Goal of the exercise: Determine how many lines include "Полупрогретый". Give the number and nothing else.

# start of Listed entries

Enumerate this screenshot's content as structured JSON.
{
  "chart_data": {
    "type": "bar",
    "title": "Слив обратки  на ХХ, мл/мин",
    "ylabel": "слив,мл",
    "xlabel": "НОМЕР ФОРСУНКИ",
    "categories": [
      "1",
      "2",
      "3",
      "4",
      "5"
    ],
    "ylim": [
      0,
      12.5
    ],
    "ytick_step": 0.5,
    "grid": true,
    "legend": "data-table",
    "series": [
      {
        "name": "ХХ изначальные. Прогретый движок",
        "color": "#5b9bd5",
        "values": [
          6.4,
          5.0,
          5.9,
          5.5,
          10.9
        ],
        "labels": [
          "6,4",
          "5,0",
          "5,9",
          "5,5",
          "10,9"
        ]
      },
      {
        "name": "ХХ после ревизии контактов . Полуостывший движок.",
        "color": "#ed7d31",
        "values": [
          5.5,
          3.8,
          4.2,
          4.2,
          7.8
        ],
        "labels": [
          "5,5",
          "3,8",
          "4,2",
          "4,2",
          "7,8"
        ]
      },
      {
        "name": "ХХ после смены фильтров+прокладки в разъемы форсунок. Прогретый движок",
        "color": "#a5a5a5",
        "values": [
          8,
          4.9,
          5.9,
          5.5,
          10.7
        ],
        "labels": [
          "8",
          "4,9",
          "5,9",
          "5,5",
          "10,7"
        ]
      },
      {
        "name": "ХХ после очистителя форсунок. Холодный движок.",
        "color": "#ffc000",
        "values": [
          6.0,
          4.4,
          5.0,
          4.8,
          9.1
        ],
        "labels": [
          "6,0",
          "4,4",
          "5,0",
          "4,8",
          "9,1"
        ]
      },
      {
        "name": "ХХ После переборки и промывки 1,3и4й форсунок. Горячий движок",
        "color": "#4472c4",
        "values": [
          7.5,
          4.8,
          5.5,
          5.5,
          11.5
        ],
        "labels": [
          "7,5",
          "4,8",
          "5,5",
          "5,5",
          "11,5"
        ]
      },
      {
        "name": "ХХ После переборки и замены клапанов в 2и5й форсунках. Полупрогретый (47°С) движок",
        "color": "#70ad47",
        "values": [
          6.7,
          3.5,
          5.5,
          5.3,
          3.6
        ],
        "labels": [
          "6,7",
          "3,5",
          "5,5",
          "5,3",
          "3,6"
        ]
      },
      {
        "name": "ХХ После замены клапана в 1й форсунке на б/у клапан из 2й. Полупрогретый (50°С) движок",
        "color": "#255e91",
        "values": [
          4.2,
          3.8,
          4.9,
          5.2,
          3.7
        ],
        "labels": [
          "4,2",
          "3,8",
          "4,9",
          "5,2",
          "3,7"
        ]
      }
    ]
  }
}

# end of Listed entries

Answer to this problem: 2